■ EXERCISE AIM ■
Arrange the records as a numbered list, running from the first line of the records through the line that contains "301 830 511</box>", both ends included. Leave out any blank lines.

[START OF DATA SECTION]

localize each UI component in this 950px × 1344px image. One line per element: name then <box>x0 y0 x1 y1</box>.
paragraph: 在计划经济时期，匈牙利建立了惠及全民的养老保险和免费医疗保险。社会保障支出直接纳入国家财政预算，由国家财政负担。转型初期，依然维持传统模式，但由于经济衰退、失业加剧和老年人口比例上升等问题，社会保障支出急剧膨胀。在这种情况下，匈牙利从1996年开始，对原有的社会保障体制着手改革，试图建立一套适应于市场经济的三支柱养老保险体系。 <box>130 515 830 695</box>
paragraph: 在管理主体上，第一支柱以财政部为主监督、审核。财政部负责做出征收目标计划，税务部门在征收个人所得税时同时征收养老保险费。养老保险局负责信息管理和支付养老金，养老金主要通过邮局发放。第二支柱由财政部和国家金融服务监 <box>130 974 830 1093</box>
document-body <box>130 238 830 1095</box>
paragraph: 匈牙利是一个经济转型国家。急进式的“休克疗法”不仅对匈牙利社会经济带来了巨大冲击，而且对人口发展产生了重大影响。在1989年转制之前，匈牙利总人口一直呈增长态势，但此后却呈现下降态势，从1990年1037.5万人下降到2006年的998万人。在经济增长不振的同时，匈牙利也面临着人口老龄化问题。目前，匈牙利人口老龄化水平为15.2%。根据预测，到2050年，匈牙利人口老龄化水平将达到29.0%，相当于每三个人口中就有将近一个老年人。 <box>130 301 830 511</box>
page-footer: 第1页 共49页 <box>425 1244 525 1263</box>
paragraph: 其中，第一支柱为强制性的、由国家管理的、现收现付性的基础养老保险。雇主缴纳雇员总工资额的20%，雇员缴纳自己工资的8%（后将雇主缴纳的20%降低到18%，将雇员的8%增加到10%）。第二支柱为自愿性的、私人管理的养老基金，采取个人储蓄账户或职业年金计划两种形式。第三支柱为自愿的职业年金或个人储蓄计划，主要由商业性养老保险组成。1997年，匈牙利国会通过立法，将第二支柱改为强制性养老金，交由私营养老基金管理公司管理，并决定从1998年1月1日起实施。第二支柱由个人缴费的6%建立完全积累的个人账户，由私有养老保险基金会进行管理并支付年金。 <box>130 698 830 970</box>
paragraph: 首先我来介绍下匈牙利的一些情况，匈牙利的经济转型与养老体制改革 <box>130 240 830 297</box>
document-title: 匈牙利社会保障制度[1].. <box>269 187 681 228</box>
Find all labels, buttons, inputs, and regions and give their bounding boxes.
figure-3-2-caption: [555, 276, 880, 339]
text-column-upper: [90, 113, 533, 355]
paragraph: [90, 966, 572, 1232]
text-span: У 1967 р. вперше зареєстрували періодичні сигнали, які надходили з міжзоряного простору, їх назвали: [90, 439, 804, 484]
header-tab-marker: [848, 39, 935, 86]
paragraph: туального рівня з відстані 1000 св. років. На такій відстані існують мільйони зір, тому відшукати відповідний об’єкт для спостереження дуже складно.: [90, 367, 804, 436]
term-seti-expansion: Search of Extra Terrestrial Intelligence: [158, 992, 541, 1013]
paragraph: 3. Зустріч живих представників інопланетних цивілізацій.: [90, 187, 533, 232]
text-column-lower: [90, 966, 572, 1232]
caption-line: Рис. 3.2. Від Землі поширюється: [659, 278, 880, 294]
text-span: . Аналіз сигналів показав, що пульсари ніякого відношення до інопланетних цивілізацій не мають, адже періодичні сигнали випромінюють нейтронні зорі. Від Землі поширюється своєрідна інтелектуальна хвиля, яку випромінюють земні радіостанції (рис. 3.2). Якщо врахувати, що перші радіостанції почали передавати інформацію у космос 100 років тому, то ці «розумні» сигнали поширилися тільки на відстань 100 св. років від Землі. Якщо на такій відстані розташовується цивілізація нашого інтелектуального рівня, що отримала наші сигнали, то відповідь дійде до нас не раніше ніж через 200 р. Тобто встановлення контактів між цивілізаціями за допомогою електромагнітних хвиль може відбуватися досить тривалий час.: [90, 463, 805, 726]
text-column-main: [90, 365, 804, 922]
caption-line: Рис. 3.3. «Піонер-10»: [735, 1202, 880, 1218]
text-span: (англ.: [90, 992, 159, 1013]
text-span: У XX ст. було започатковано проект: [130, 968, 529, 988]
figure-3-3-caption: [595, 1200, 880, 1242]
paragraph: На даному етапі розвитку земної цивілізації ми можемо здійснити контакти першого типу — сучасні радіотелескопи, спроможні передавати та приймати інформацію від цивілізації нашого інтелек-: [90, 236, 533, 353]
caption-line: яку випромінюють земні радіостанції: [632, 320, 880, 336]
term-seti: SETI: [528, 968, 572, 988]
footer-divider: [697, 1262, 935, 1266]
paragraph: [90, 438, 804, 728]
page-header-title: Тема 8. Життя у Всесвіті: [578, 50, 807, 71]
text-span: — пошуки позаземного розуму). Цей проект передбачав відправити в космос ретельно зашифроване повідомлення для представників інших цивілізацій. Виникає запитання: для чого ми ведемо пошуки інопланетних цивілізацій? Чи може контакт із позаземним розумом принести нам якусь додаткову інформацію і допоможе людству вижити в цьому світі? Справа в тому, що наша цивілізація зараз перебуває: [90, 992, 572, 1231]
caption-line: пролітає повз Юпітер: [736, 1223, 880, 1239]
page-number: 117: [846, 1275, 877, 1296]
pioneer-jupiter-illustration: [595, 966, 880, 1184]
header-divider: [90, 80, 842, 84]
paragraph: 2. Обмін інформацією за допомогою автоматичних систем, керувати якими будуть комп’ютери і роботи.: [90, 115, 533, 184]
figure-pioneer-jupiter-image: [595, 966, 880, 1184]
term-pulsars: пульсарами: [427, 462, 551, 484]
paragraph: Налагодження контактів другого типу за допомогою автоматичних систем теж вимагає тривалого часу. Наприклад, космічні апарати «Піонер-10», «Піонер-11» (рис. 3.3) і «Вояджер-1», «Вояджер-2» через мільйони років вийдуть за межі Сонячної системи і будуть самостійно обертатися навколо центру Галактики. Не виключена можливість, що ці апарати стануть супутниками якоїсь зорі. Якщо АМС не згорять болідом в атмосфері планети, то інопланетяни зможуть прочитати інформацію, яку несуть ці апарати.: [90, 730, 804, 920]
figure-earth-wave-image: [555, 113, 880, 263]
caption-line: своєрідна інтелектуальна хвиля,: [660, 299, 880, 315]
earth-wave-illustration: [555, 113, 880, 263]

[END OF DATA SECTION]

■ EXERCISE RESULT ■
1. localize each UI component in this 950px × 1344px image. One line per element: name then <box>x0 y0 x1 y1</box>.
2. paragraph: 在计划经济时期，匈牙利建立了惠及全民的养老保险和免费医疗保险。社会保障支出直接纳入国家财政预算，由国家财政负担。转型初期，依然维持传统模式，但由于经济衰退、失业加剧和老年人口比例上升等问题，社会保障支出急剧膨胀。在这种情况下，匈牙利从1996年开始，对原有的社会保障体制着手改革，试图建立一套适应于市场经济的三支柱养老保险体系。 <box>130 515 830 695</box>
3. paragraph: 在管理主体上，第一支柱以财政部为主监督、审核。财政部负责做出征收目标计划，税务部门在征收个人所得税时同时征收养老保险费。养老保险局负责信息管理和支付养老金，养老金主要通过邮局发放。第二支柱由财政部和国家金融服务监 <box>130 974 830 1093</box>
4. document-body <box>130 238 830 1095</box>
5. paragraph: 匈牙利是一个经济转型国家。急进式的“休克疗法”不仅对匈牙利社会经济带来了巨大冲击，而且对人口发展产生了重大影响。在1989年转制之前，匈牙利总人口一直呈增长态势，但此后却呈现下降态势，从1990年1037.5万人下降到2006年的998万人。在经济增长不振的同时，匈牙利也面临着人口老龄化问题。目前，匈牙利人口老龄化水平为15.2%。根据预测，到2050年，匈牙利人口老龄化水平将达到29.0%，相当于每三个人口中就有将近一个老年人。 <box>130 301 830 511</box>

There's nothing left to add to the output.